* BEGIN Record excerpts *
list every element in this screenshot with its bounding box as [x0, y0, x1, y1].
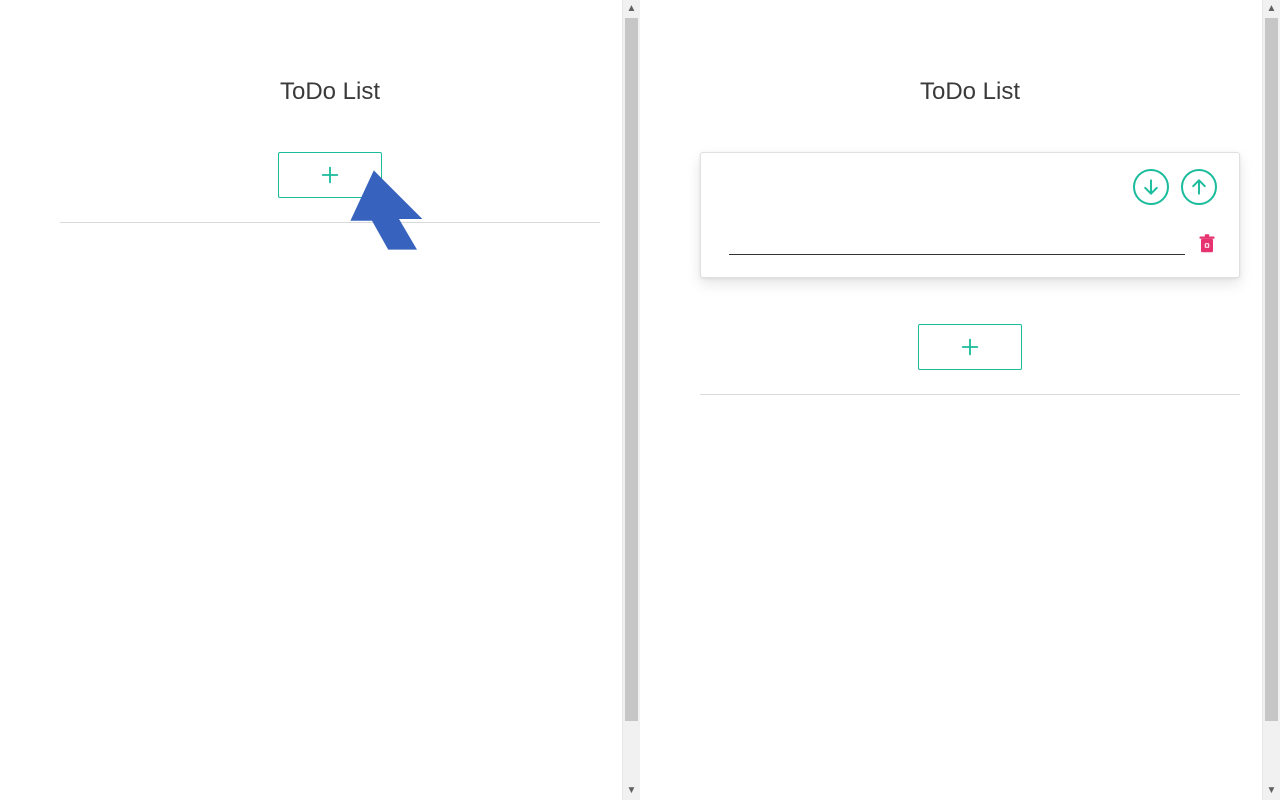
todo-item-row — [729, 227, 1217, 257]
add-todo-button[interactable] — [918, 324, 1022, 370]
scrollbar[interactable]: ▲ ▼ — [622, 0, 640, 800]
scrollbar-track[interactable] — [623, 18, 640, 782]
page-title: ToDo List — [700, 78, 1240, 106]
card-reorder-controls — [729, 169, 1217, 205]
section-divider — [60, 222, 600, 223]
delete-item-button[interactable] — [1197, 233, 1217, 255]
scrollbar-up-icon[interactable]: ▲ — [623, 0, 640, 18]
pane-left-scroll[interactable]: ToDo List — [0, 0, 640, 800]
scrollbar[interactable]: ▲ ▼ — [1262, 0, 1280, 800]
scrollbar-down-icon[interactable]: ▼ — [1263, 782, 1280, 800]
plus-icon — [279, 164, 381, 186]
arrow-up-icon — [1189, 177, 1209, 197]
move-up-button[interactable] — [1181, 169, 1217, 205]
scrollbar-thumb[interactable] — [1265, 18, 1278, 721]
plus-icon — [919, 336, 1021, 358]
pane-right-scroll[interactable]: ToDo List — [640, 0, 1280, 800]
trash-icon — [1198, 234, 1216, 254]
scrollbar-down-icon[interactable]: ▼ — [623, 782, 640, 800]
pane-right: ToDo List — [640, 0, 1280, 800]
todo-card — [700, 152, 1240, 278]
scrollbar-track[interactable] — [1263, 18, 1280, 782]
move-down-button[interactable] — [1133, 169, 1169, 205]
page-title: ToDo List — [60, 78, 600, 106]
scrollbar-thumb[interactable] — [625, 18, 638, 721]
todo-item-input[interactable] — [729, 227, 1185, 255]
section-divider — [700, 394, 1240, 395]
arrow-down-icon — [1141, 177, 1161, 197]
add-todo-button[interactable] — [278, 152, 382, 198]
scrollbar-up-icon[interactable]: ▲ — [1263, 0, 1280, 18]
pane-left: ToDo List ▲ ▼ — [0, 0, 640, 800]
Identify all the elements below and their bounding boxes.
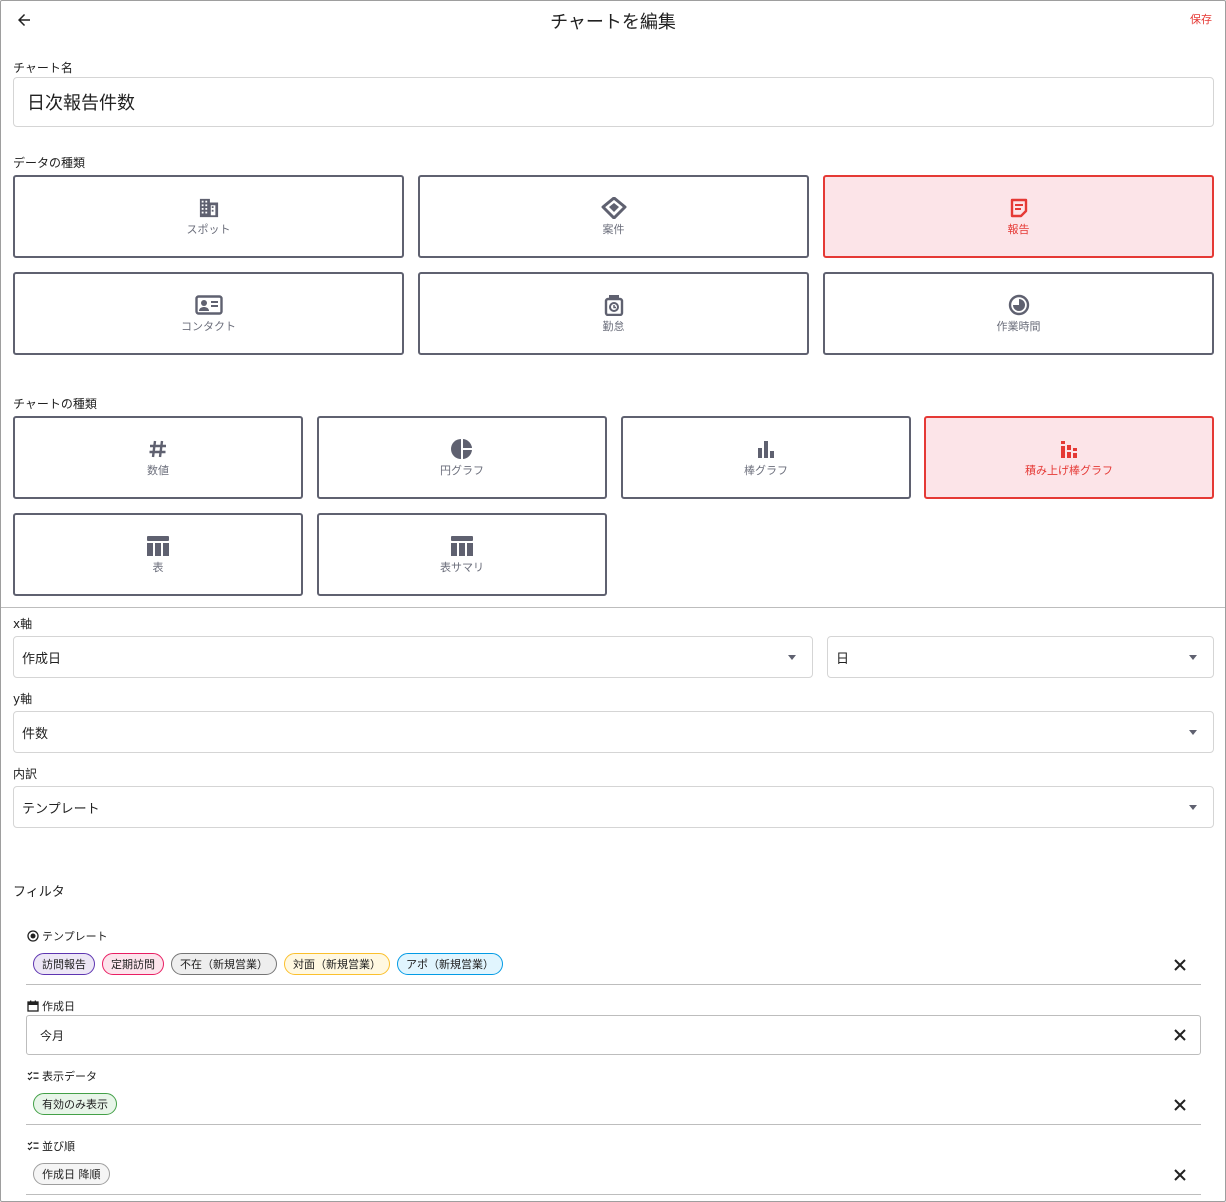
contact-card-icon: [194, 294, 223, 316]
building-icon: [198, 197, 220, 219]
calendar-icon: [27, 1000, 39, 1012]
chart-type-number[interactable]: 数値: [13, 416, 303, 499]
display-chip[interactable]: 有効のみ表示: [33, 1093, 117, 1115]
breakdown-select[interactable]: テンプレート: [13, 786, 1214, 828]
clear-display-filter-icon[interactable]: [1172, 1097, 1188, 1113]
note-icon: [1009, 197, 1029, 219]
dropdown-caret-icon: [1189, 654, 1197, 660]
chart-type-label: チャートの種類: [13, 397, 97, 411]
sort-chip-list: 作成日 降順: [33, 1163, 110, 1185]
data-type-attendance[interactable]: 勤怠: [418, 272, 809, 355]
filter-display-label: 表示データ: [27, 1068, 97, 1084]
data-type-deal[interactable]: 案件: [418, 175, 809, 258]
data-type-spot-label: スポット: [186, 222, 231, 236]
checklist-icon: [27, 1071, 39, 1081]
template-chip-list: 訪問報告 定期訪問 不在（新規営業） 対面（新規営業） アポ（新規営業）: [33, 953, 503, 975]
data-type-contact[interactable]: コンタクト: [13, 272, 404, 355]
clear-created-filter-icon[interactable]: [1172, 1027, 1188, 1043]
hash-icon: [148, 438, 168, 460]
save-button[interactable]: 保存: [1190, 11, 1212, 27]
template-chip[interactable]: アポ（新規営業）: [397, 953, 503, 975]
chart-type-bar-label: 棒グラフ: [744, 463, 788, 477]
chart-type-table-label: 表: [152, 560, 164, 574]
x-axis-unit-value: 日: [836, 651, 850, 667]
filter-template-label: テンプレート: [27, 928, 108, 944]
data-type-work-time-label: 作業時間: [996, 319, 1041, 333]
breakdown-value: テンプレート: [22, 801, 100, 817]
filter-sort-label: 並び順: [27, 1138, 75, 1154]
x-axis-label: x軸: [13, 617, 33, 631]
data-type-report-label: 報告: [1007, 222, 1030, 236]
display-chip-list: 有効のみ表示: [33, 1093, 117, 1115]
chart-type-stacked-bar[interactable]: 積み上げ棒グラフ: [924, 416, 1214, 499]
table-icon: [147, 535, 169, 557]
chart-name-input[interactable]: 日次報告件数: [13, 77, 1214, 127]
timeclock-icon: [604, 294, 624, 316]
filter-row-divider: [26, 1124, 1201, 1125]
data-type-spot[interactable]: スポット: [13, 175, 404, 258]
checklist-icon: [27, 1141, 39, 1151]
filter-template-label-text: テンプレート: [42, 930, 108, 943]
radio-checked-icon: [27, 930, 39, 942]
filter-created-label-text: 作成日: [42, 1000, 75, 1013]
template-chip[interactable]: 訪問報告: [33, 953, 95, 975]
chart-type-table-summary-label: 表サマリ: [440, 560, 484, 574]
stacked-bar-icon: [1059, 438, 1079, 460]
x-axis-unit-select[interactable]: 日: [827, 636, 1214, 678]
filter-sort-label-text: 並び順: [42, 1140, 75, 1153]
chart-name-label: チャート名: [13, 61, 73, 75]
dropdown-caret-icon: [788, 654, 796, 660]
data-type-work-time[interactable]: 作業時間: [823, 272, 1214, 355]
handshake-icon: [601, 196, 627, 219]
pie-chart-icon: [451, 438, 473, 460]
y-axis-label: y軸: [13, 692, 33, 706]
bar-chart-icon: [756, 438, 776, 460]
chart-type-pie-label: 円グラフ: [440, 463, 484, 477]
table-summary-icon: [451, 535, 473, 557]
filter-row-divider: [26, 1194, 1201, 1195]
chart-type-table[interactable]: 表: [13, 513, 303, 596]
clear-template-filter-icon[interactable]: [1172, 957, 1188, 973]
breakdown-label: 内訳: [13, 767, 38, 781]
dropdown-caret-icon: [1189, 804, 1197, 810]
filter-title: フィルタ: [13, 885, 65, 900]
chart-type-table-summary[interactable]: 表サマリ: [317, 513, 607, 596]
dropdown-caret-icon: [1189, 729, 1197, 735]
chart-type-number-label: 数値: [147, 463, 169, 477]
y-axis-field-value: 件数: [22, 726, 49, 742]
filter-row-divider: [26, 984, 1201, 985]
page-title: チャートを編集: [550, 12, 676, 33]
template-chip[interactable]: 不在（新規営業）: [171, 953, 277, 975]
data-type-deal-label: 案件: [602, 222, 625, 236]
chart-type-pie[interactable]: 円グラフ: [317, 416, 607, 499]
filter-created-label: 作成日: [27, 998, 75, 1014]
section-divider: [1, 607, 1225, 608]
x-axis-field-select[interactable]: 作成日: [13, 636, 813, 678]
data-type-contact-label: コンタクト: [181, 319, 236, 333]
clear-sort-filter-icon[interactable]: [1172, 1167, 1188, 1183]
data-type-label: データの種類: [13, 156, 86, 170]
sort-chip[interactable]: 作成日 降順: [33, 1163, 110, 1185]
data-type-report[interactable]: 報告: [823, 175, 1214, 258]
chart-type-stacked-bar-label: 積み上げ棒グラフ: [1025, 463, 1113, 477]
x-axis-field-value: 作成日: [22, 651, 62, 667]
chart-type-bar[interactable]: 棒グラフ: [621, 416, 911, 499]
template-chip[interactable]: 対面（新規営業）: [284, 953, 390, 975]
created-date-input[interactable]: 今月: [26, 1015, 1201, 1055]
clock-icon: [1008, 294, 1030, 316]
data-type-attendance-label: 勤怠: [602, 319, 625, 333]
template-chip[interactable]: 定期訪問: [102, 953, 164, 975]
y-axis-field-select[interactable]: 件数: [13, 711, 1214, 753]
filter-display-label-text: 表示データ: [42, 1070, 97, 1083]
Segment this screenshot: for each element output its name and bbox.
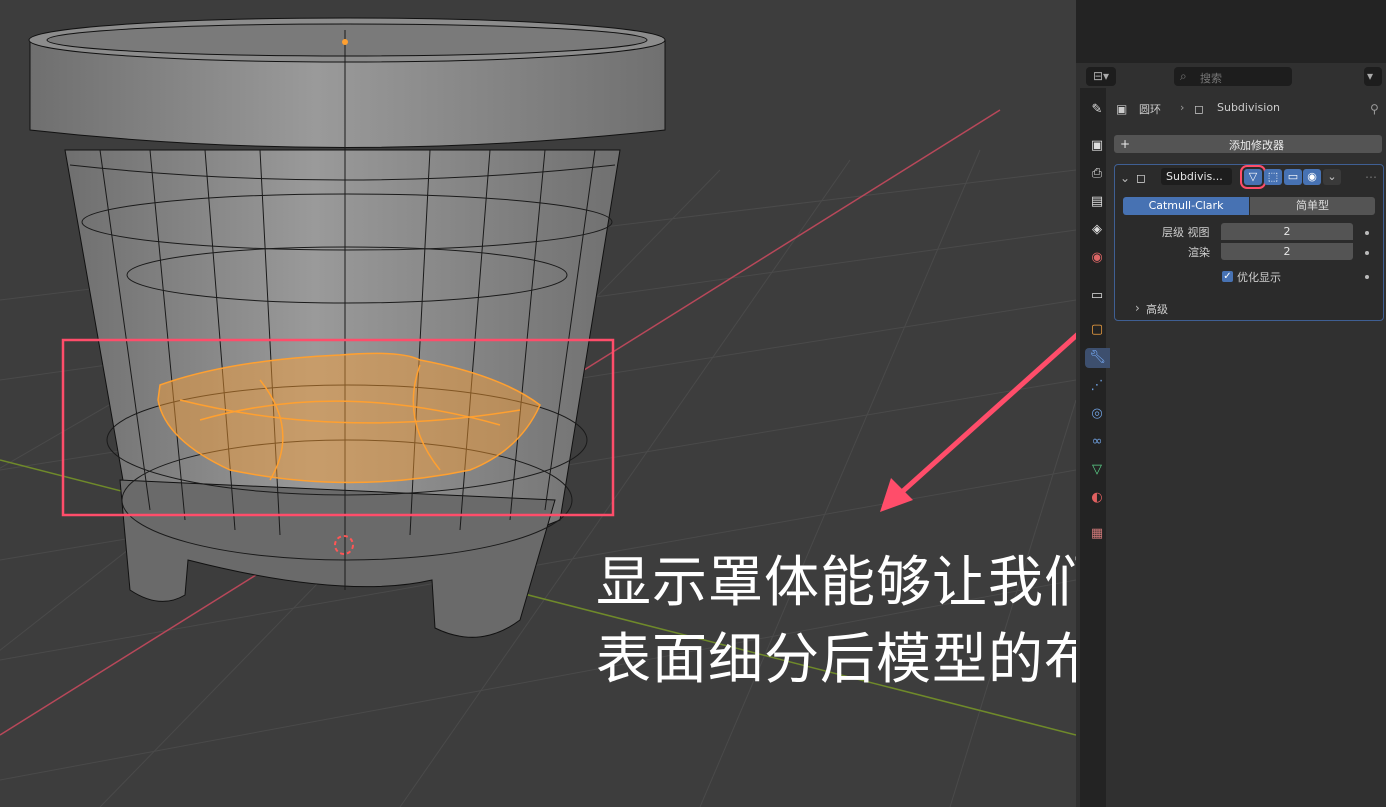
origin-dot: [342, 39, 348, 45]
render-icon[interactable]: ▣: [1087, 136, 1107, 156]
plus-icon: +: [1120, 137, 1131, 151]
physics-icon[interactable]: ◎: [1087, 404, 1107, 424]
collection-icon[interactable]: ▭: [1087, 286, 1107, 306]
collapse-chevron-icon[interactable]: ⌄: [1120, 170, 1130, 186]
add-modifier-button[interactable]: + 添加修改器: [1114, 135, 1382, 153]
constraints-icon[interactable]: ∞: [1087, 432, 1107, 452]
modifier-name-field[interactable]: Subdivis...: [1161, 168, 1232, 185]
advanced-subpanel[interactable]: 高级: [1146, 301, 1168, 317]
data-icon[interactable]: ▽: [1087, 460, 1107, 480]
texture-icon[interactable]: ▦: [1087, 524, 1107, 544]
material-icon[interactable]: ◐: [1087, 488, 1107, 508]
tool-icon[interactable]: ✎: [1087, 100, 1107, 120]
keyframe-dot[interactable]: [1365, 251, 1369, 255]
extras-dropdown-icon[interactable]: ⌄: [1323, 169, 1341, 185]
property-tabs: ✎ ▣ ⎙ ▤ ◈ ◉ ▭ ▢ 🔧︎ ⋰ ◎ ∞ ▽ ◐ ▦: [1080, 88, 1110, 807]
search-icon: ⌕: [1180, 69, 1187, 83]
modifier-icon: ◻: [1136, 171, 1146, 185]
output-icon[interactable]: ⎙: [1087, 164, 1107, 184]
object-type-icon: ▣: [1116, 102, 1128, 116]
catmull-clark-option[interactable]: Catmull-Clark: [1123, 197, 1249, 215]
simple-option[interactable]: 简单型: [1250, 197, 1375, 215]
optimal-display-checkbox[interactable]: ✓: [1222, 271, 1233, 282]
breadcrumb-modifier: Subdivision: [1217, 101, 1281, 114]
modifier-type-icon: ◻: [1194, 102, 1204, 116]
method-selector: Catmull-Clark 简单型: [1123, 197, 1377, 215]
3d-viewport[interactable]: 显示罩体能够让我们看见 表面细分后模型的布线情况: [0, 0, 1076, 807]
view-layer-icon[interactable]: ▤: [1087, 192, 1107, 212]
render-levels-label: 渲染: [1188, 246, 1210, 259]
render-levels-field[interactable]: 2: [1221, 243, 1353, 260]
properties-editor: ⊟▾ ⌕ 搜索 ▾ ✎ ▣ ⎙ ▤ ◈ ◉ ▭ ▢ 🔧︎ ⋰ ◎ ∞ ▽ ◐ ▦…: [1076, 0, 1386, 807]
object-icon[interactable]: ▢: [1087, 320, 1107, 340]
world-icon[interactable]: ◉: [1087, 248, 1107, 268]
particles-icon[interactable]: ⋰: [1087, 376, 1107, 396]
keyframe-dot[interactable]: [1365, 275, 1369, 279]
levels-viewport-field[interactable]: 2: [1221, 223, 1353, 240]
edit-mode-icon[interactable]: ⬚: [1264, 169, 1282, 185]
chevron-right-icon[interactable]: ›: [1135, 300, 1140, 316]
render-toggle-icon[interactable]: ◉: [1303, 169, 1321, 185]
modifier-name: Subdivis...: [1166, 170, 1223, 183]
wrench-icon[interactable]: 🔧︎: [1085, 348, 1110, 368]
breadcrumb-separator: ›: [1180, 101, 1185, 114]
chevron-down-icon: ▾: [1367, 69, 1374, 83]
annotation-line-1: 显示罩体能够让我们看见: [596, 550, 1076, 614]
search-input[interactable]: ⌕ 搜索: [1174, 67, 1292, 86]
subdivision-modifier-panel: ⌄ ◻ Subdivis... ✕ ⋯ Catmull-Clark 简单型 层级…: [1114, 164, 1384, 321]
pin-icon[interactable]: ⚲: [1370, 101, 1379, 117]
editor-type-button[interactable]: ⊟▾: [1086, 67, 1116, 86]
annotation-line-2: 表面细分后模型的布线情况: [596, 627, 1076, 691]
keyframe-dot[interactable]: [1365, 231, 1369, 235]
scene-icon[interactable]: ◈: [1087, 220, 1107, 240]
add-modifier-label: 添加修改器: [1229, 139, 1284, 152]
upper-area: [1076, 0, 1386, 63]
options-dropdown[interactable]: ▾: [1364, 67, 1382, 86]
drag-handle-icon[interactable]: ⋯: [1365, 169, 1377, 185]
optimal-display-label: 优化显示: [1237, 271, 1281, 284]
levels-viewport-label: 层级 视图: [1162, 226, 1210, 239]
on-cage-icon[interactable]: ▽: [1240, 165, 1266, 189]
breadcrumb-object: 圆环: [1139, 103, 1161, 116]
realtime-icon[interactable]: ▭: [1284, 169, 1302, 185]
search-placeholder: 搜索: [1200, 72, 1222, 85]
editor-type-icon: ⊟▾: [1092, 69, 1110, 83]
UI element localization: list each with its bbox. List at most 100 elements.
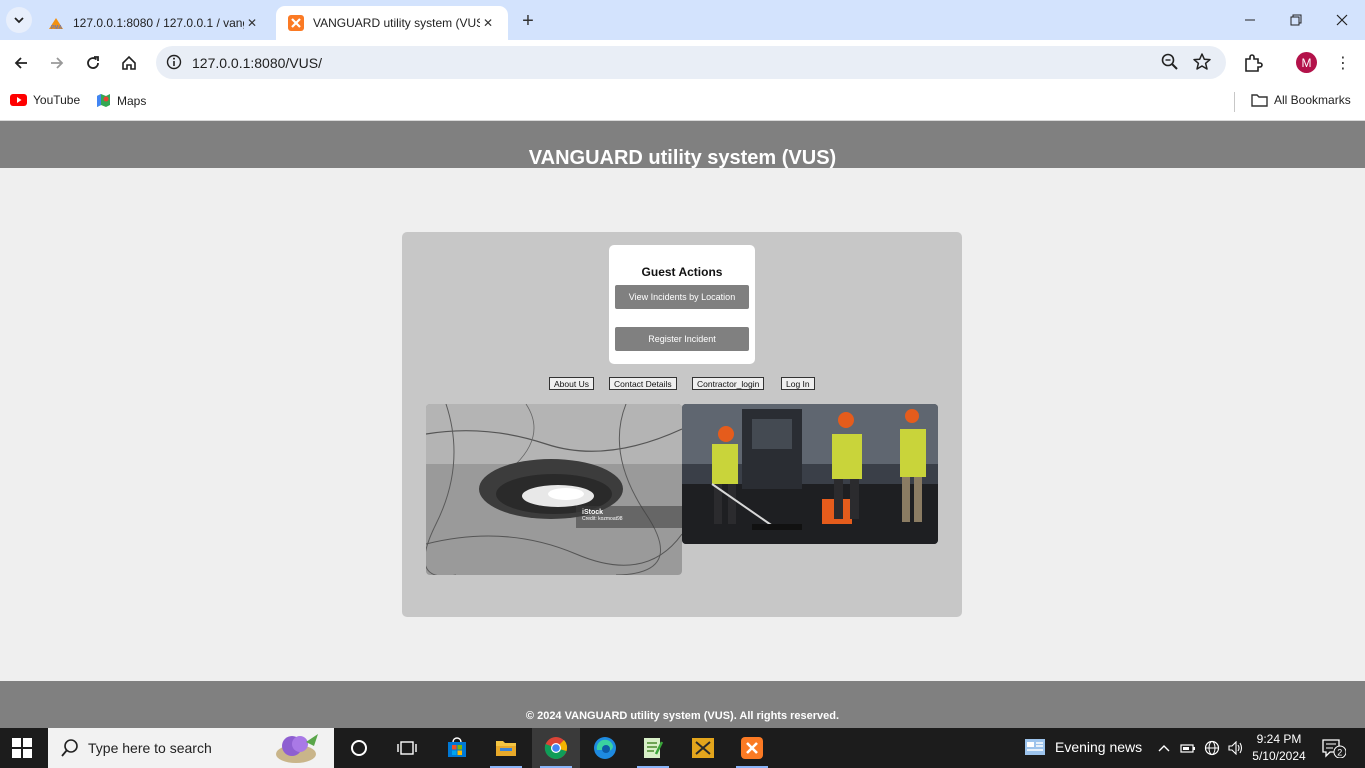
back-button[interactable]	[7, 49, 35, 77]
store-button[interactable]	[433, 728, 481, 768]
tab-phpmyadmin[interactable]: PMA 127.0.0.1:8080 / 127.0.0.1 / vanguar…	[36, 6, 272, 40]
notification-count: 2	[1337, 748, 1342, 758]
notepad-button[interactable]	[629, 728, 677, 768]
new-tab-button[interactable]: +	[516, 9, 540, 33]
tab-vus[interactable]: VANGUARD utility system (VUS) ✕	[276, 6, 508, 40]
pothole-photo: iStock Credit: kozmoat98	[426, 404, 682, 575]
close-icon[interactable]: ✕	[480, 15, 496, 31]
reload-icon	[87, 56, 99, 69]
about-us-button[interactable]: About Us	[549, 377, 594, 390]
* END Record excerpts *
Print these lines verbatim, starting at the line containing "origin-dot: [342, 39, 348, 45]" and ending at the line containing "object-type-icon: ▣: [1116, 102, 1128, 116]".

origin-dot: [342, 39, 348, 45]
render-icon[interactable]: ▣: [1087, 136, 1107, 156]
plus-icon: +: [1120, 137, 1131, 151]
physics-icon[interactable]: ◎: [1087, 404, 1107, 424]
collection-icon[interactable]: ▭: [1087, 286, 1107, 306]
collapse-chevron-icon[interactable]: ⌄: [1120, 170, 1130, 186]
add-modifier-button[interactable]: + 添加修改器: [1114, 135, 1382, 153]
constraints-icon[interactable]: ∞: [1087, 432, 1107, 452]
modifier-name-field[interactable]: Subdivis...: [1161, 168, 1232, 185]
advanced-subpanel[interactable]: 高级: [1146, 301, 1168, 317]
data-icon[interactable]: ▽: [1087, 460, 1107, 480]
texture-icon[interactable]: ▦: [1087, 524, 1107, 544]
material-icon[interactable]: ◐: [1087, 488, 1107, 508]
tool-icon[interactable]: ✎: [1087, 100, 1107, 120]
keyframe-dot[interactable]: [1365, 251, 1369, 255]
extras-dropdown-icon[interactable]: ⌄: [1323, 169, 1341, 185]
property-tabs: ✎ ▣ ⎙ ▤ ◈ ◉ ▭ ▢ 🔧︎ ⋰ ◎ ∞ ▽ ◐ ▦: [1080, 88, 1110, 807]
search-icon: ⌕: [1180, 69, 1187, 83]
modifier-icon: ◻: [1136, 171, 1146, 185]
output-icon[interactable]: ⎙: [1087, 164, 1107, 184]
object-type-icon: ▣: [1116, 102, 1128, 116]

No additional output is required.